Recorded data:
--------

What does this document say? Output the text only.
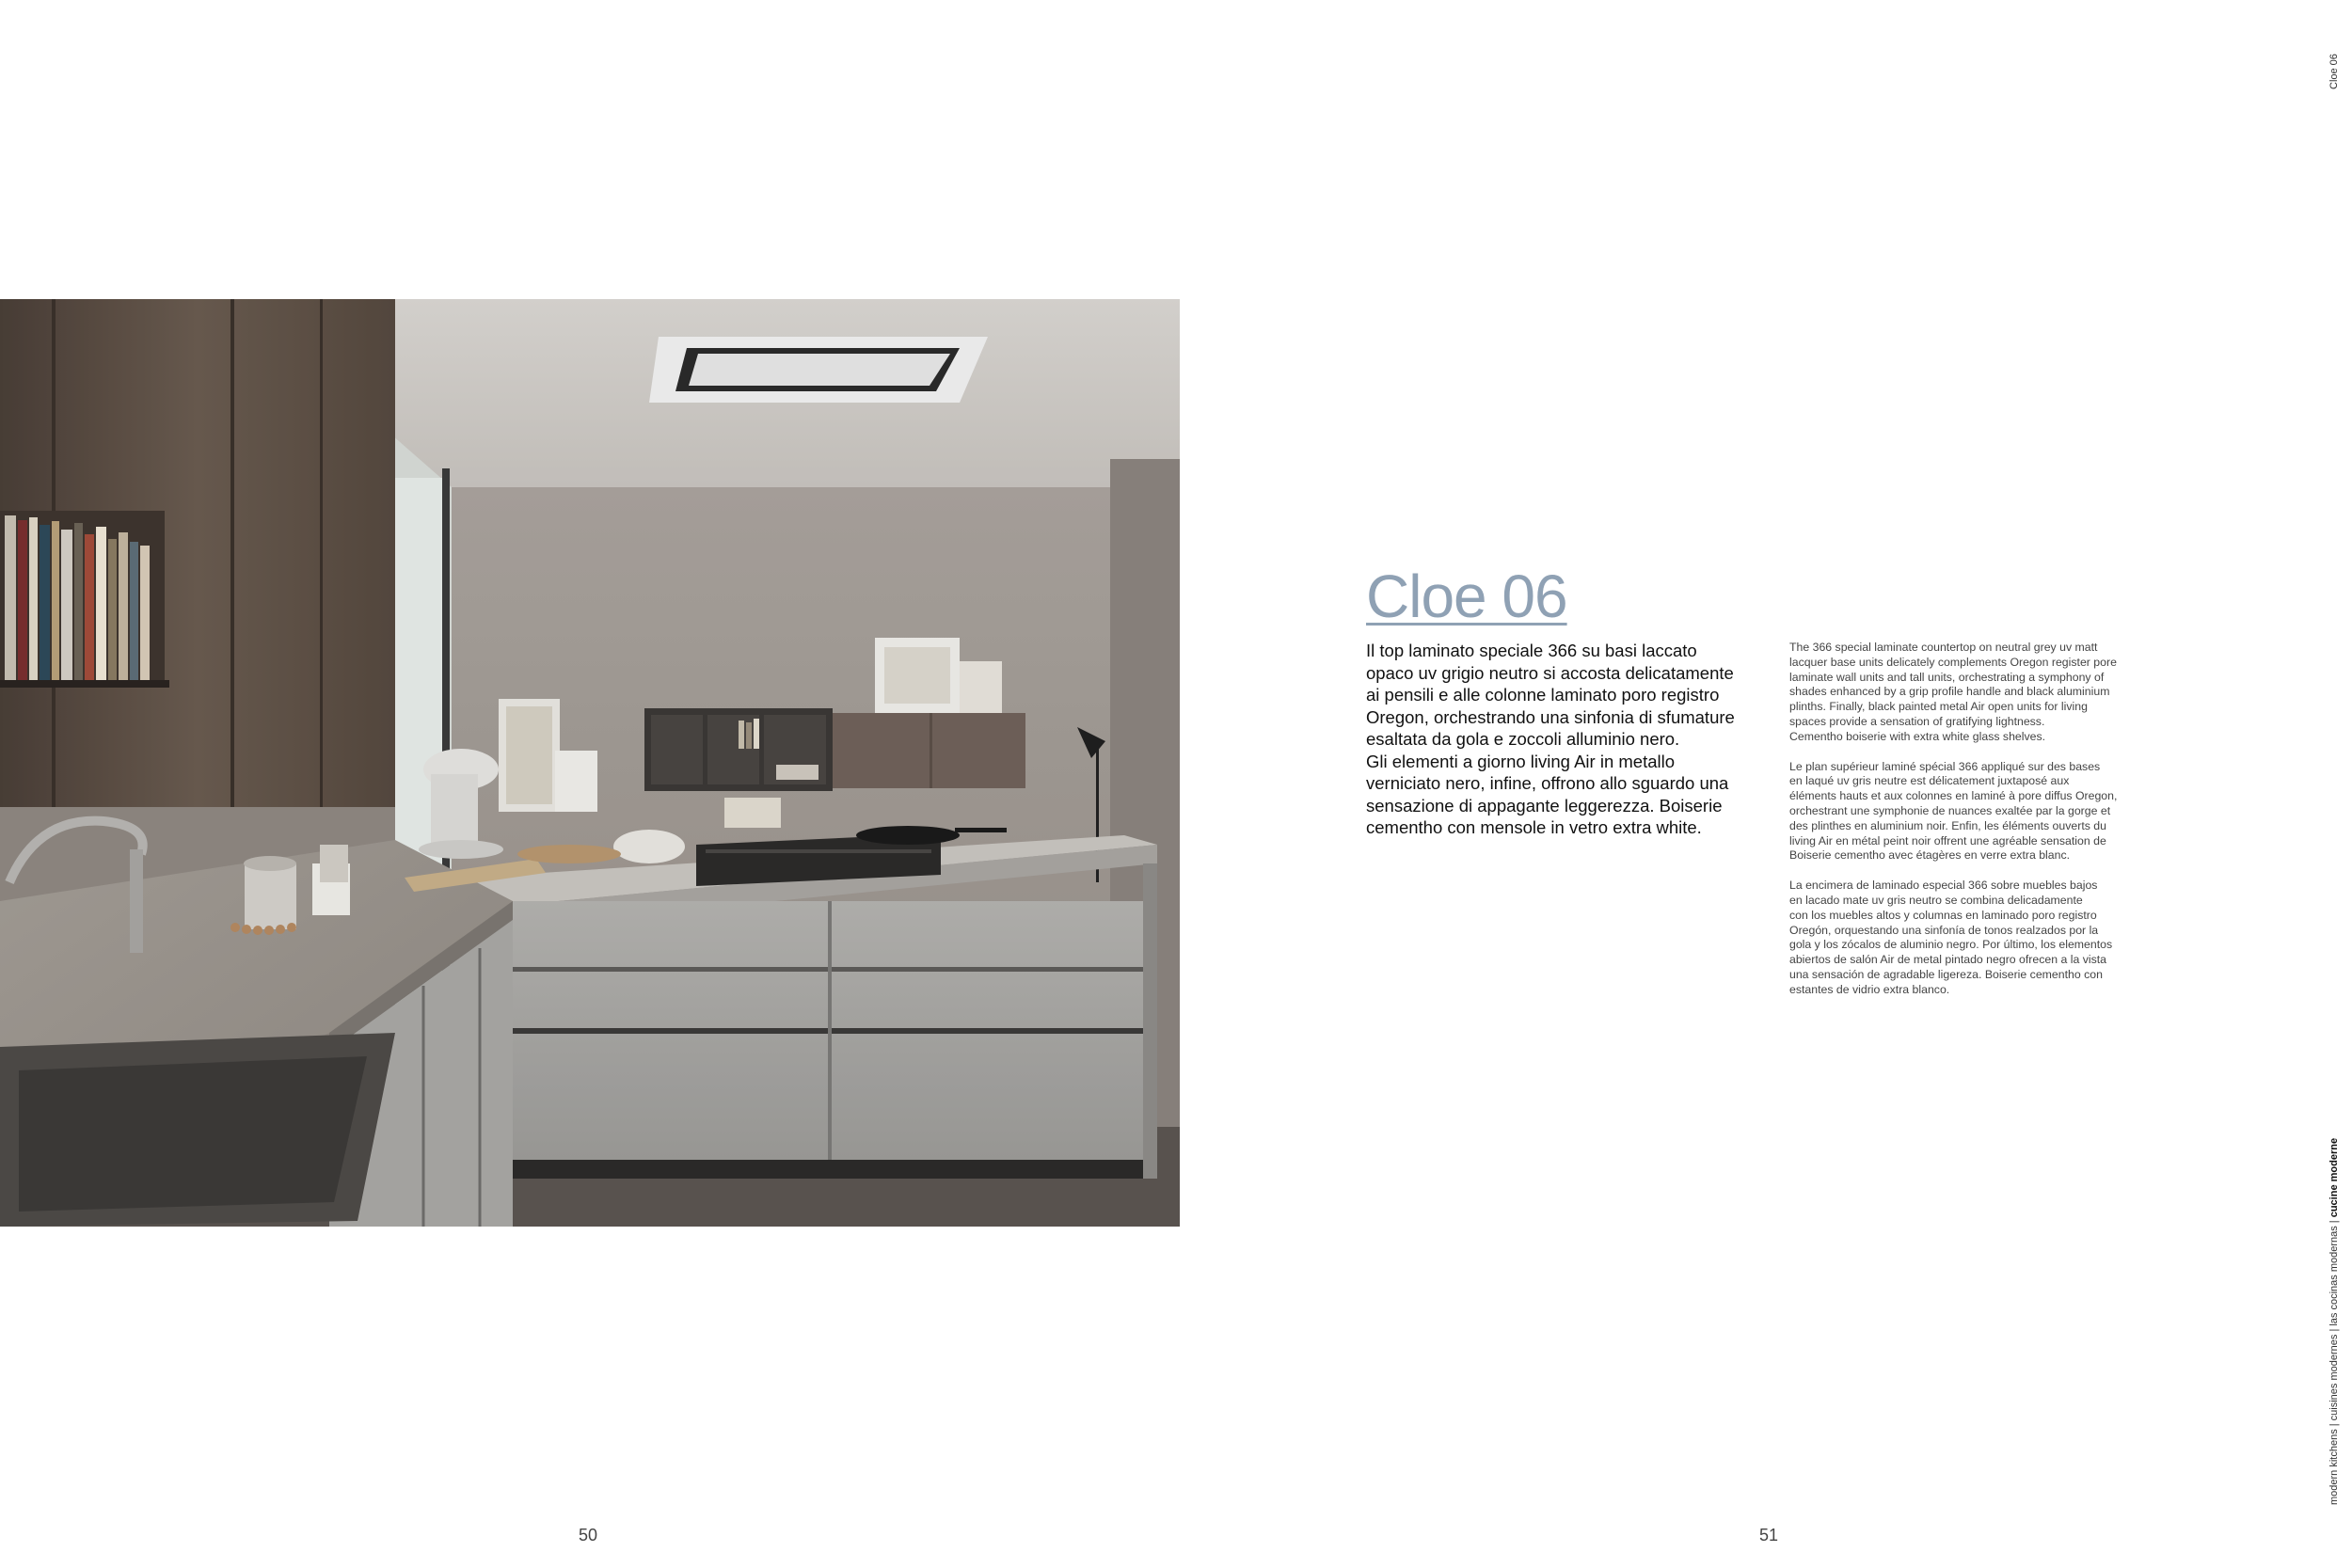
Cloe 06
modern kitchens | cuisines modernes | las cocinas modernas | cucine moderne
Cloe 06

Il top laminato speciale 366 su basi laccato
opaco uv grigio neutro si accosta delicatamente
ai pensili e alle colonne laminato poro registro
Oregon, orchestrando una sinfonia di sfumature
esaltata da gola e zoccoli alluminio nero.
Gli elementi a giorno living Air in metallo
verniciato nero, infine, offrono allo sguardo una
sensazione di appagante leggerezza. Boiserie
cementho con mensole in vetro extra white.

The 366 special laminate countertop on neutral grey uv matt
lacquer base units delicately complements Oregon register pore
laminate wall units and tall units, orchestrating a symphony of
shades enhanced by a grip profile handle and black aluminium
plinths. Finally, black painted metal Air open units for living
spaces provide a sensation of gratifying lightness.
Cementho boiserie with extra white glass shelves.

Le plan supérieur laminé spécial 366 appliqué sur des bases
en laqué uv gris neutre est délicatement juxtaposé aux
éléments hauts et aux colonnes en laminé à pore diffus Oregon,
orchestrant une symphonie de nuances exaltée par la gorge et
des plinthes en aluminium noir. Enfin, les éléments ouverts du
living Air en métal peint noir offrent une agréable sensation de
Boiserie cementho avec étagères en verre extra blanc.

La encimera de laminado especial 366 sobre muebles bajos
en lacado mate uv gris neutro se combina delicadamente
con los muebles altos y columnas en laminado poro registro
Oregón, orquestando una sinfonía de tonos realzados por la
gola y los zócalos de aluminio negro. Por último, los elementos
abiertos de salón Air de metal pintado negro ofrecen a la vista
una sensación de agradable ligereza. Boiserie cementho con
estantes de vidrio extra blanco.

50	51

--------

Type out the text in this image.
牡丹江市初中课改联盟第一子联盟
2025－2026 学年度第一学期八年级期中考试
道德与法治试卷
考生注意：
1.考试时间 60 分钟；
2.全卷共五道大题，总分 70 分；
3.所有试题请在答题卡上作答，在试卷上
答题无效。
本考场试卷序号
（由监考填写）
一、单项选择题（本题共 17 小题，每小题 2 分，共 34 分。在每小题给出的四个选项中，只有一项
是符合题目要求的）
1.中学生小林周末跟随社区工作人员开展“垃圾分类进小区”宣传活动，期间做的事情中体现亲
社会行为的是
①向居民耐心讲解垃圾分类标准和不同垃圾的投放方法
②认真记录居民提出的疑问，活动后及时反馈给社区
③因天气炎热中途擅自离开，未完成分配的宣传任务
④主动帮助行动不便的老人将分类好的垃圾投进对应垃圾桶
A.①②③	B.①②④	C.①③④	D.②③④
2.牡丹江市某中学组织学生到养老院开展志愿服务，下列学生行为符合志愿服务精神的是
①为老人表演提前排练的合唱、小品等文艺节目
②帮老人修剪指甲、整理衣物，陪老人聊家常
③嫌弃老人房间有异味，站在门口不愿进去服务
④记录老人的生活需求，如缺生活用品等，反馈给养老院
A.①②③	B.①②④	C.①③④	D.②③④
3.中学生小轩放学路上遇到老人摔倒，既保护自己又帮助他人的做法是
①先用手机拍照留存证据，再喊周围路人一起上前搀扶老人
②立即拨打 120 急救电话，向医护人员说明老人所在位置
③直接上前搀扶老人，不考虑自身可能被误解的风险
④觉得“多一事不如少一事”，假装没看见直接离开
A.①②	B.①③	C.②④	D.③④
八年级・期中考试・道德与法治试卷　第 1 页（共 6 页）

--------

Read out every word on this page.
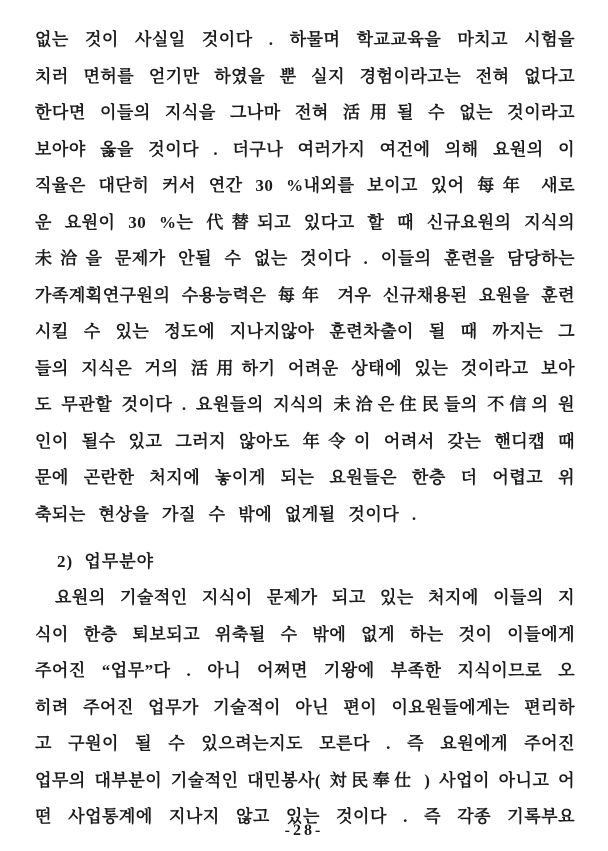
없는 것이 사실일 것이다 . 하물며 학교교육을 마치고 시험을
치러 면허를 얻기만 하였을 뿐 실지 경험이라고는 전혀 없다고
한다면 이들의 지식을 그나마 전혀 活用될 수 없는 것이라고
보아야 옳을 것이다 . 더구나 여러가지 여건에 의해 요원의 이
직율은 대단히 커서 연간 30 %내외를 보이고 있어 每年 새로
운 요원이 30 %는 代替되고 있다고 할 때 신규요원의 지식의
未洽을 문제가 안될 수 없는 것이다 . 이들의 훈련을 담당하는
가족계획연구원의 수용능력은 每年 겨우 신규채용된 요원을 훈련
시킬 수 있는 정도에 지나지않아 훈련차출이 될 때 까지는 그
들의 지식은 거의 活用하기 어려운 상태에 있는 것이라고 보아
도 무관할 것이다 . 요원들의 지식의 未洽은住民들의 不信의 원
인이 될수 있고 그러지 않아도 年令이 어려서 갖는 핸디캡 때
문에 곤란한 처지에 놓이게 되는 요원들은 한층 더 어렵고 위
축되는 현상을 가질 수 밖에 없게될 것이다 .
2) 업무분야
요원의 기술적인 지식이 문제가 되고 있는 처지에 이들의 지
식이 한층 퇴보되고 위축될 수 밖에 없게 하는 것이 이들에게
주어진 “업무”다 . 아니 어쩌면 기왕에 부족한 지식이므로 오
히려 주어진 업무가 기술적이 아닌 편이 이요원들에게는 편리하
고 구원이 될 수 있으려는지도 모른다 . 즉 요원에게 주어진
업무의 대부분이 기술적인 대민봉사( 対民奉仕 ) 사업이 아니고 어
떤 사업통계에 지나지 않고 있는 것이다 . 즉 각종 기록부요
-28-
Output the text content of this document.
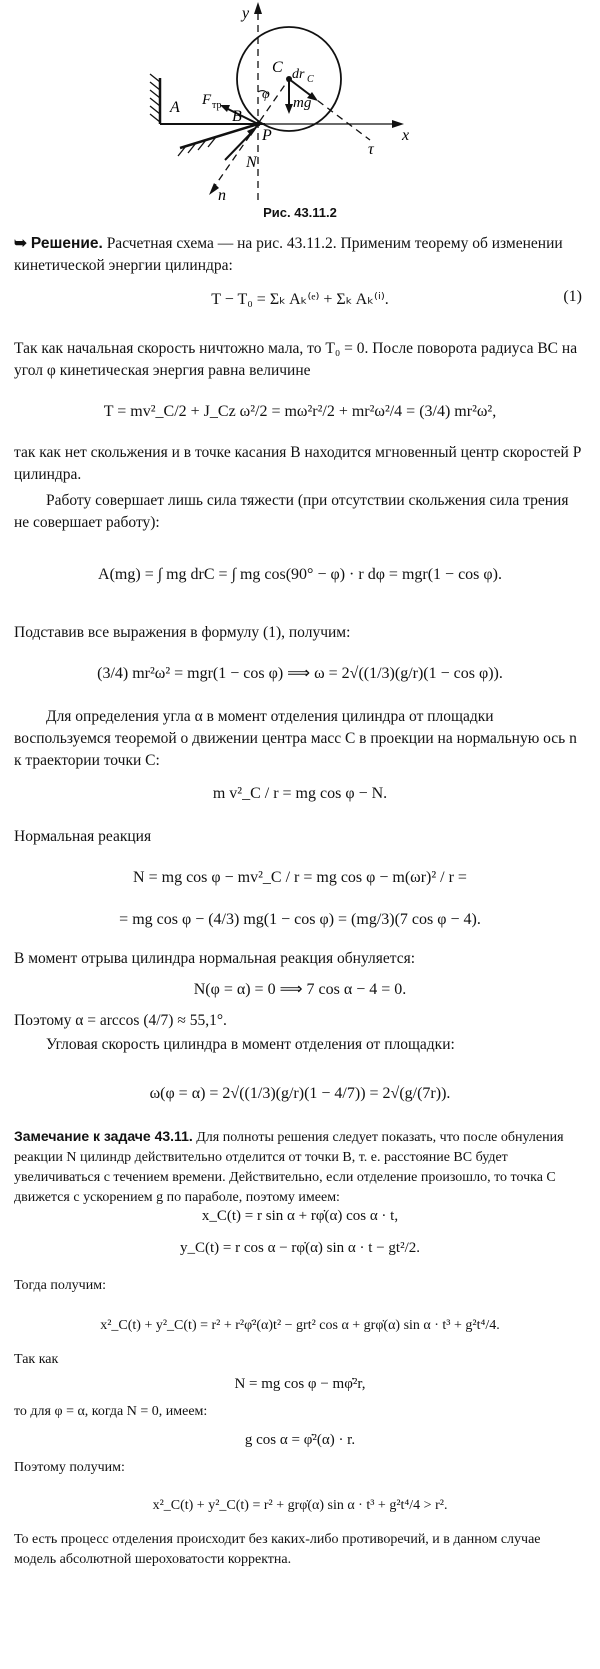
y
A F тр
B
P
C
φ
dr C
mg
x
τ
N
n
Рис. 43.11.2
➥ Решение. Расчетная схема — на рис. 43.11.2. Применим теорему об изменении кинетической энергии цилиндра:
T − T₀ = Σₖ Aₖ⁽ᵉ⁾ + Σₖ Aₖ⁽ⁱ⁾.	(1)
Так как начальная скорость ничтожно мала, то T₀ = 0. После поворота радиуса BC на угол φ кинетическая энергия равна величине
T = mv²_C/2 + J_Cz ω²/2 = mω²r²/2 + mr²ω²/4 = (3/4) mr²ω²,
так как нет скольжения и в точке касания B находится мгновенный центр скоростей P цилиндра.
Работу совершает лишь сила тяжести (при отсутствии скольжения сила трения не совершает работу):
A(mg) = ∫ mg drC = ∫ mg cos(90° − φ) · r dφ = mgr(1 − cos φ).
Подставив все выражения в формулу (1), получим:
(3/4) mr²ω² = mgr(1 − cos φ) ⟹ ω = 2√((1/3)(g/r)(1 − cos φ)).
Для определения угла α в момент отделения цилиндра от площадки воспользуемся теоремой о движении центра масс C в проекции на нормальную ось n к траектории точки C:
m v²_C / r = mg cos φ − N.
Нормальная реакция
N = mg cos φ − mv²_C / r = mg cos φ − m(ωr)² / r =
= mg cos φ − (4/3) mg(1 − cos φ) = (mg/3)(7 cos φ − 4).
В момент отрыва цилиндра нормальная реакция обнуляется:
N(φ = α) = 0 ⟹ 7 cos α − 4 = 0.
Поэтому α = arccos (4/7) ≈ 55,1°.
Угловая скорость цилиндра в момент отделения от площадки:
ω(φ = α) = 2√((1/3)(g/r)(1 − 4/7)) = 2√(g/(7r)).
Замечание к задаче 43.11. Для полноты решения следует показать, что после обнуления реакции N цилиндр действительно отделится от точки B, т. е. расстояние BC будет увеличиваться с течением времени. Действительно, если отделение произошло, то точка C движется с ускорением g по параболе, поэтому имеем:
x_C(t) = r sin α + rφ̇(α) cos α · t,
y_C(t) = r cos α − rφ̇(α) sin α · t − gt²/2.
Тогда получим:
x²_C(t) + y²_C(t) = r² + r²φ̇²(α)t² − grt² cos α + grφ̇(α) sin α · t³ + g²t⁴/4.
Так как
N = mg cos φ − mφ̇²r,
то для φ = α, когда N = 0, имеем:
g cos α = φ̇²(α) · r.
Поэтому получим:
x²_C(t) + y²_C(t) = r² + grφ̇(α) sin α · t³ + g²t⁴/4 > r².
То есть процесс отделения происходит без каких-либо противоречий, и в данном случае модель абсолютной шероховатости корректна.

--------

Using the material above, gather every line that includes "laminate".

Problem solution:
The 366 special laminate countertop on neutral grey uv matt
laminate wall units and tall units, orchestrating a symphony of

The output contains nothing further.